Copy out lines with the word "rows" from the material that follows.

== Records for processing ==

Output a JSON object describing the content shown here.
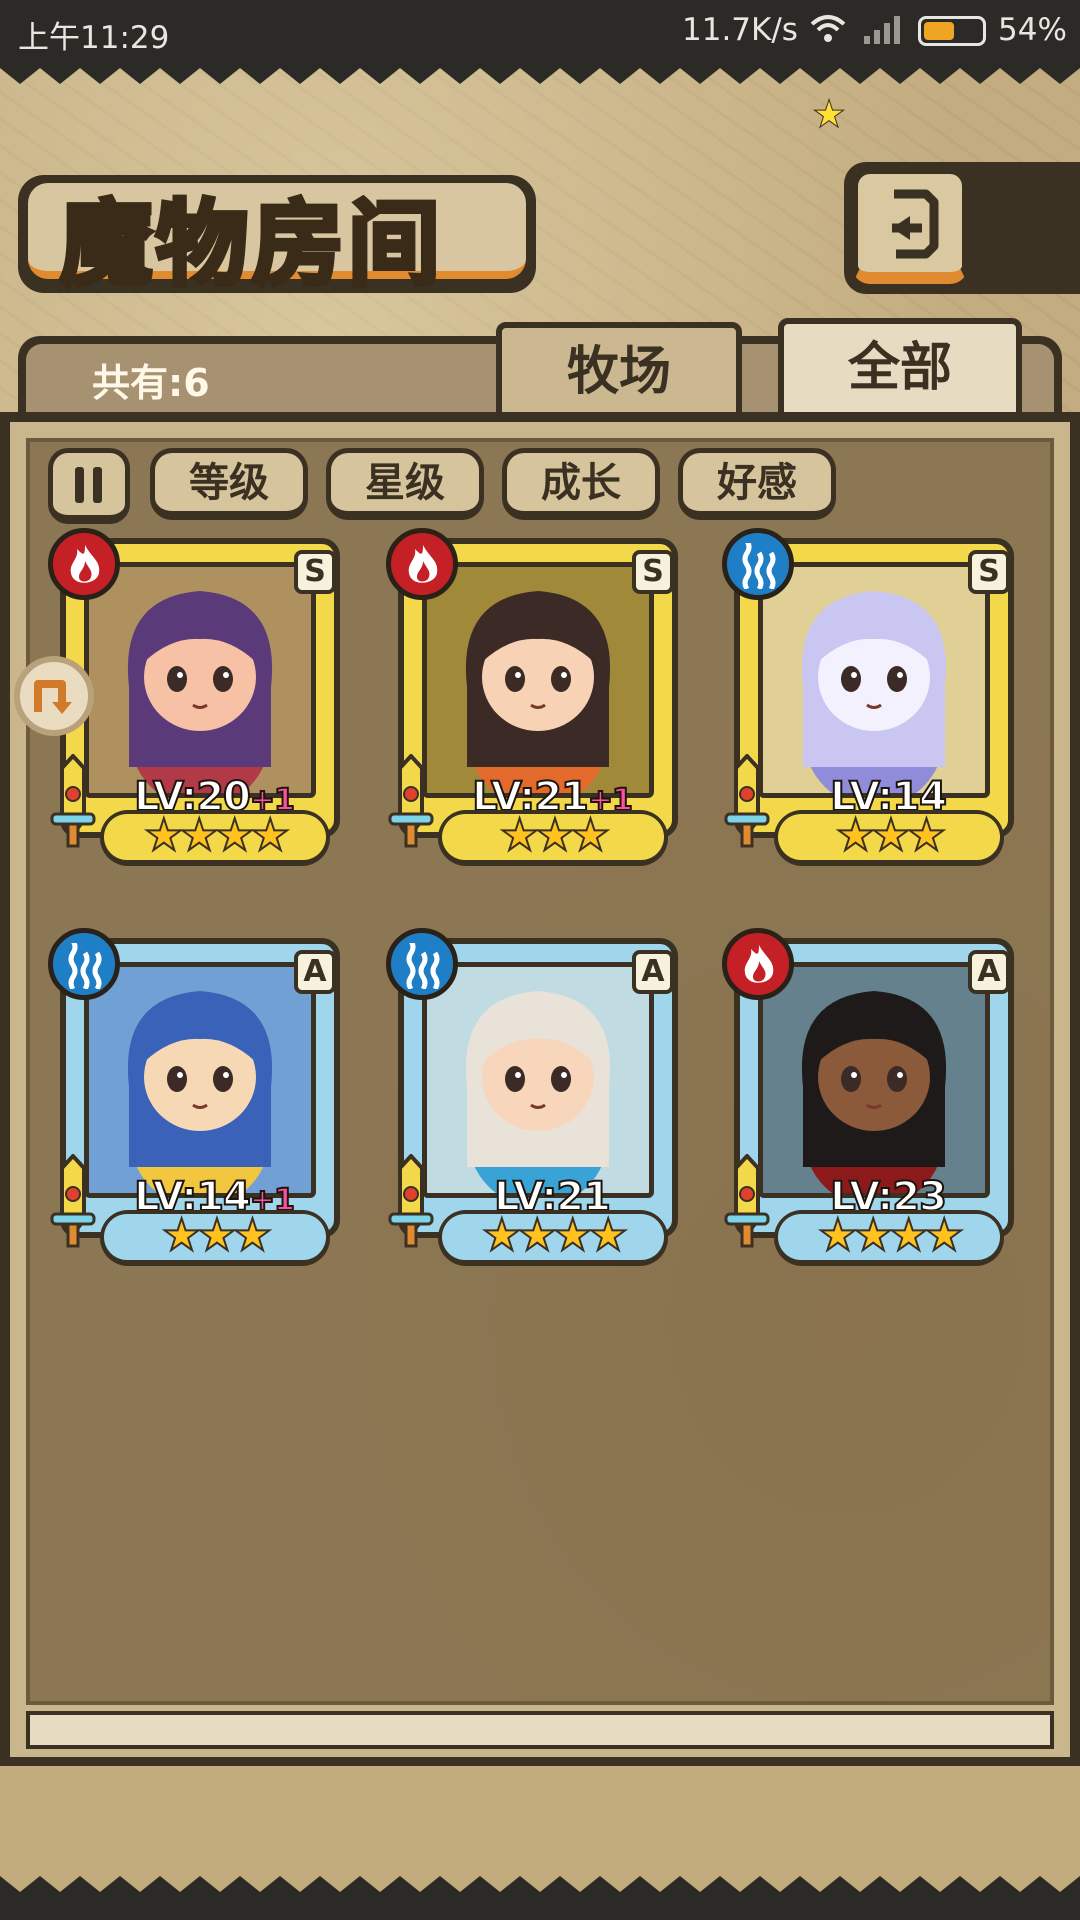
{
  "status_bar": {
    "time": "上午11:29",
    "net_speed": "11.7K/s",
    "battery_level": 0.54,
    "battery_pct": "54%",
    "battery_color": "#f0a424"
  },
  "header": {
    "title": "魔物房间",
    "back_icon": "return-arrow-icon"
  },
  "tabs": {
    "total_label": "共有:6",
    "ranch_label": "牧场",
    "all_label": "全部",
    "active": "全部"
  },
  "sort": {
    "toggle_icon": "pause-icon",
    "buttons": [
      "等级",
      "星级",
      "成长",
      "好感"
    ]
  },
  "monsters": [
    {
      "element": "fire",
      "rank": "S",
      "level": "LV:20",
      "bonus": "+1",
      "stars": 4,
      "frame": "gold"
    },
    {
      "element": "fire",
      "rank": "S",
      "level": "LV:21",
      "bonus": "+1",
      "stars": 3,
      "frame": "gold"
    },
    {
      "element": "water",
      "rank": "S",
      "level": "LV:14",
      "bonus": "",
      "stars": 3,
      "frame": "gold"
    },
    {
      "element": "water",
      "rank": "A",
      "level": "LV:14",
      "bonus": "+1",
      "stars": 3,
      "frame": "blue"
    },
    {
      "element": "water",
      "rank": "A",
      "level": "LV:21",
      "bonus": "",
      "stars": 4,
      "frame": "blue"
    },
    {
      "element": "fire",
      "rank": "A",
      "level": "LV:23",
      "bonus": "",
      "stars": 4,
      "frame": "blue"
    }
  ],
  "colors": {
    "gold_frame": "#f3d94a",
    "blue_frame": "#9fd6ec",
    "fire": "#c42026",
    "water": "#1f7fc6",
    "level_bonus": "#ff4fa3"
  }
}
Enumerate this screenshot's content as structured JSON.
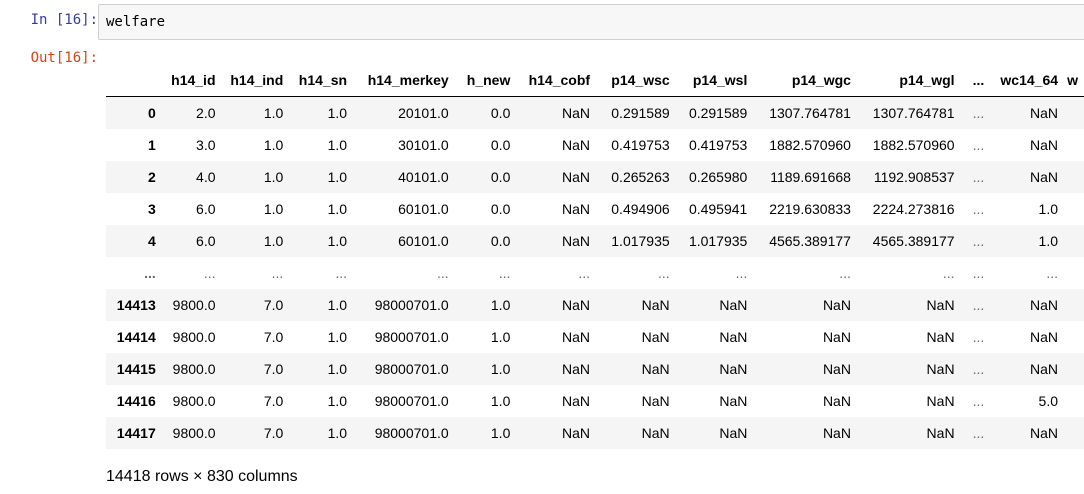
{
  "input_cell": {
    "prompt": "In [16]:",
    "code": "welfare"
  },
  "output_cell": {
    "prompt": "Out[16]:"
  },
  "dataframe": {
    "columns": [
      "",
      "h14_id",
      "h14_ind",
      "h14_sn",
      "h14_merkey",
      "h_new",
      "h14_cobf",
      "p14_wsc",
      "p14_wsl",
      "p14_wgc",
      "p14_wgl",
      "...",
      "wc14_64",
      "w"
    ],
    "rows": [
      [
        "0",
        "2.0",
        "1.0",
        "1.0",
        "20101.0",
        "0.0",
        "NaN",
        "0.291589",
        "0.291589",
        "1307.764781",
        "1307.764781",
        "...",
        "NaN",
        ""
      ],
      [
        "1",
        "3.0",
        "1.0",
        "1.0",
        "30101.0",
        "0.0",
        "NaN",
        "0.419753",
        "0.419753",
        "1882.570960",
        "1882.570960",
        "...",
        "NaN",
        ""
      ],
      [
        "2",
        "4.0",
        "1.0",
        "1.0",
        "40101.0",
        "0.0",
        "NaN",
        "0.265263",
        "0.265980",
        "1189.691668",
        "1192.908537",
        "...",
        "NaN",
        ""
      ],
      [
        "3",
        "6.0",
        "1.0",
        "1.0",
        "60101.0",
        "0.0",
        "NaN",
        "0.494906",
        "0.495941",
        "2219.630833",
        "2224.273816",
        "...",
        "1.0",
        ""
      ],
      [
        "4",
        "6.0",
        "1.0",
        "1.0",
        "60101.0",
        "0.0",
        "NaN",
        "1.017935",
        "1.017935",
        "4565.389177",
        "4565.389177",
        "...",
        "1.0",
        ""
      ],
      [
        "...",
        "...",
        "...",
        "...",
        "...",
        "...",
        "...",
        "...",
        "...",
        "...",
        "...",
        "...",
        "...",
        ""
      ],
      [
        "14413",
        "9800.0",
        "7.0",
        "1.0",
        "98000701.0",
        "1.0",
        "NaN",
        "NaN",
        "NaN",
        "NaN",
        "NaN",
        "...",
        "NaN",
        ""
      ],
      [
        "14414",
        "9800.0",
        "7.0",
        "1.0",
        "98000701.0",
        "1.0",
        "NaN",
        "NaN",
        "NaN",
        "NaN",
        "NaN",
        "...",
        "NaN",
        ""
      ],
      [
        "14415",
        "9800.0",
        "7.0",
        "1.0",
        "98000701.0",
        "1.0",
        "NaN",
        "NaN",
        "NaN",
        "NaN",
        "NaN",
        "...",
        "NaN",
        ""
      ],
      [
        "14416",
        "9800.0",
        "7.0",
        "1.0",
        "98000701.0",
        "1.0",
        "NaN",
        "NaN",
        "NaN",
        "NaN",
        "NaN",
        "...",
        "5.0",
        ""
      ],
      [
        "14417",
        "9800.0",
        "7.0",
        "1.0",
        "98000701.0",
        "1.0",
        "NaN",
        "NaN",
        "NaN",
        "NaN",
        "NaN",
        "...",
        "NaN",
        ""
      ]
    ]
  },
  "shape_text": "14418 rows × 830 columns"
}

===

Problem solution »
    "rows": [
  "shape_text": "14418 rows × 830 columns"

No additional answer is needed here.